Task objective -
Identify each line containing the word "JSON" and copy it.

Data for the task -
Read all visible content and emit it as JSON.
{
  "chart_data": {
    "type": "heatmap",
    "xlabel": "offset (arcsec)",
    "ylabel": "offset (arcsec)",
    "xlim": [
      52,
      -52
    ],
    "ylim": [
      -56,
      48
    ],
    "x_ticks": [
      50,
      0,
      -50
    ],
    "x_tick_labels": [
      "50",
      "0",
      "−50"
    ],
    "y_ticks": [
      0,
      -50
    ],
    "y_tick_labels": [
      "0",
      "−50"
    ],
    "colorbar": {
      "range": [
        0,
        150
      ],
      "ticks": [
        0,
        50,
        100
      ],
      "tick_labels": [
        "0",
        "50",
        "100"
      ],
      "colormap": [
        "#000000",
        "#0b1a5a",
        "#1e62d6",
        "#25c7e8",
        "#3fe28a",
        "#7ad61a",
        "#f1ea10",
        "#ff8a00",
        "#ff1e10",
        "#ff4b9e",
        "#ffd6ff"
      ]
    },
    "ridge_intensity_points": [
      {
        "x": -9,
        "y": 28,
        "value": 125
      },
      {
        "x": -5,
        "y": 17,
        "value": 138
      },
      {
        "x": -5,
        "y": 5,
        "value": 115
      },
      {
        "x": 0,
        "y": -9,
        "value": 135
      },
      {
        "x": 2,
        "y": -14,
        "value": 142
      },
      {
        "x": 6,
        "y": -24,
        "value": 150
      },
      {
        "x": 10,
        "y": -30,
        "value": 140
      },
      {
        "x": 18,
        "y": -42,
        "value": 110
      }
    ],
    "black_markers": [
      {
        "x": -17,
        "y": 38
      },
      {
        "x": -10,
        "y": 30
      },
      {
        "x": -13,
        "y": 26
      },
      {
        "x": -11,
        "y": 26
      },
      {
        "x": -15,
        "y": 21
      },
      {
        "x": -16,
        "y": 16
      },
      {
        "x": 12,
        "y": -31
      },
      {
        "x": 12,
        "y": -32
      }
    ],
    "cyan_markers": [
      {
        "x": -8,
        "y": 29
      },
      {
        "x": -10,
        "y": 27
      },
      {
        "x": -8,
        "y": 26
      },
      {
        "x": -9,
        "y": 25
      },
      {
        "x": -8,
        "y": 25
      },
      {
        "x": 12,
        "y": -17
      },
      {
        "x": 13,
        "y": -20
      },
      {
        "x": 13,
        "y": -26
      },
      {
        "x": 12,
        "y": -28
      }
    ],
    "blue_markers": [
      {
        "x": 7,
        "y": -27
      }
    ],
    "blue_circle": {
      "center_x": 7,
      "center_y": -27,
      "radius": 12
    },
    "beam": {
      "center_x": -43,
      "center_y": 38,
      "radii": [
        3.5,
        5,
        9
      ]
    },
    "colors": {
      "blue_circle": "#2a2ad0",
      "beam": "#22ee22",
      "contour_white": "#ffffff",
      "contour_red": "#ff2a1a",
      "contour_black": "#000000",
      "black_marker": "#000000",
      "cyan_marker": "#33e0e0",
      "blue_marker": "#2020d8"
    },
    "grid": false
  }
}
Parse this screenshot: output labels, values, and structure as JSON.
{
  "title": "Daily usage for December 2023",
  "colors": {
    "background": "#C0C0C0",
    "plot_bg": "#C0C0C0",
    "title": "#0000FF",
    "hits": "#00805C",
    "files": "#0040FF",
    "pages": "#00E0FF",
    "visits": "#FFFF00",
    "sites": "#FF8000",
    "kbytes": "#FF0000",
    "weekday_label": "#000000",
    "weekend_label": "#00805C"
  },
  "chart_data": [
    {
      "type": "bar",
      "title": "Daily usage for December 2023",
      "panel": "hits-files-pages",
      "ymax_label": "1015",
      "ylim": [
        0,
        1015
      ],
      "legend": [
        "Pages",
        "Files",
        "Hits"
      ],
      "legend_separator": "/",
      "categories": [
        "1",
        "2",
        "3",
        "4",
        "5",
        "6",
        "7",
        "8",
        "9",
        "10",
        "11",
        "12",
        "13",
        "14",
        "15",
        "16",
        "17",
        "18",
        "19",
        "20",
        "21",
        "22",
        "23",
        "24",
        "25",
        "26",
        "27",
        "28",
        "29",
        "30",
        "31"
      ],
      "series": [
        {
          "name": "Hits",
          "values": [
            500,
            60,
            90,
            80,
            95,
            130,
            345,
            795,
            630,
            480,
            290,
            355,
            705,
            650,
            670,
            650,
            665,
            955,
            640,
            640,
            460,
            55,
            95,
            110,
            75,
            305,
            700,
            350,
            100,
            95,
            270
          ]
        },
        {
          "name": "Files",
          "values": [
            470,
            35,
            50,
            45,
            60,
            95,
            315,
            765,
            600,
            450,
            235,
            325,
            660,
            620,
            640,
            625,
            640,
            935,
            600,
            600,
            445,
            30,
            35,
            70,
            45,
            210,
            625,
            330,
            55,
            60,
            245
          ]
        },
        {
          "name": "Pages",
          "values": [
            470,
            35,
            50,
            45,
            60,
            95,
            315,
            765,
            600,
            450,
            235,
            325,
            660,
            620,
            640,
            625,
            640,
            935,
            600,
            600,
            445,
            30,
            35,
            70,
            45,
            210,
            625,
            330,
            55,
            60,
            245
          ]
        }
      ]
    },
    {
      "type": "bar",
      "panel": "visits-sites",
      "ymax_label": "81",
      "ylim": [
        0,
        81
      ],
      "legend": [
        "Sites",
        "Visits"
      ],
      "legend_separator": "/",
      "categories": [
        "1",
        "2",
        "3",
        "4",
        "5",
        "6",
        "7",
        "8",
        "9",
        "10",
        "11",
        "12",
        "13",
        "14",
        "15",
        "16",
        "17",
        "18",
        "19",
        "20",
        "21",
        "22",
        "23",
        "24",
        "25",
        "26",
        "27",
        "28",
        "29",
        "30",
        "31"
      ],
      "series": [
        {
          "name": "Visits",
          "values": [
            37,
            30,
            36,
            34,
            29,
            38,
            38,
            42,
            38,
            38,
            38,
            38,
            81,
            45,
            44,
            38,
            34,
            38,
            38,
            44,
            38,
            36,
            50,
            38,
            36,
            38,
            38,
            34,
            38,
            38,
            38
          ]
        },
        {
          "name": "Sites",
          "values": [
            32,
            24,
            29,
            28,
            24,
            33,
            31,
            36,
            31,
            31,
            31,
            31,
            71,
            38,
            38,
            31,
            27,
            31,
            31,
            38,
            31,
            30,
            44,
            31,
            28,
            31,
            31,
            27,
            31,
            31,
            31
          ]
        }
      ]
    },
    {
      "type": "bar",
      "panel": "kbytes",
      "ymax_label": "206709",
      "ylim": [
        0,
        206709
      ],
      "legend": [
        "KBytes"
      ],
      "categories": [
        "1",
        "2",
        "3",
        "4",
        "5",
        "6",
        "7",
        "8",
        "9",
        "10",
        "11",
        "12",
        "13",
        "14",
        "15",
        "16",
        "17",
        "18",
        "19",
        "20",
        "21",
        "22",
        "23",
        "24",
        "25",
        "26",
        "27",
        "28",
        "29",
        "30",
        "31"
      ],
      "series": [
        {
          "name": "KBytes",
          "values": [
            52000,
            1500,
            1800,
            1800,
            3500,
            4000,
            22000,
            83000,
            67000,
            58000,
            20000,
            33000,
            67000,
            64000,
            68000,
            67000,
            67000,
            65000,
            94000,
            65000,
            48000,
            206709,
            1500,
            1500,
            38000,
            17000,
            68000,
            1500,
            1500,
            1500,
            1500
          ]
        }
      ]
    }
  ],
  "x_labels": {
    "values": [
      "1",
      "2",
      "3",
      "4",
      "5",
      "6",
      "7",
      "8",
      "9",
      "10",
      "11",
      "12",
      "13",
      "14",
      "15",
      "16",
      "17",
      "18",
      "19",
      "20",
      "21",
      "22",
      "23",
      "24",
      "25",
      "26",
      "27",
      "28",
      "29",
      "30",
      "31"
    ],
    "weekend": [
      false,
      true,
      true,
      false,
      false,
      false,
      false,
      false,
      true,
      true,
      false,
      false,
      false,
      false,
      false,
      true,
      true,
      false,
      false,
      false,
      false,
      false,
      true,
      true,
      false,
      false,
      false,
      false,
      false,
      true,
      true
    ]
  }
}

The answer -
Read all visible content and emit it as JSON.
Parse this screenshot: output labels, values, and structure as JSON.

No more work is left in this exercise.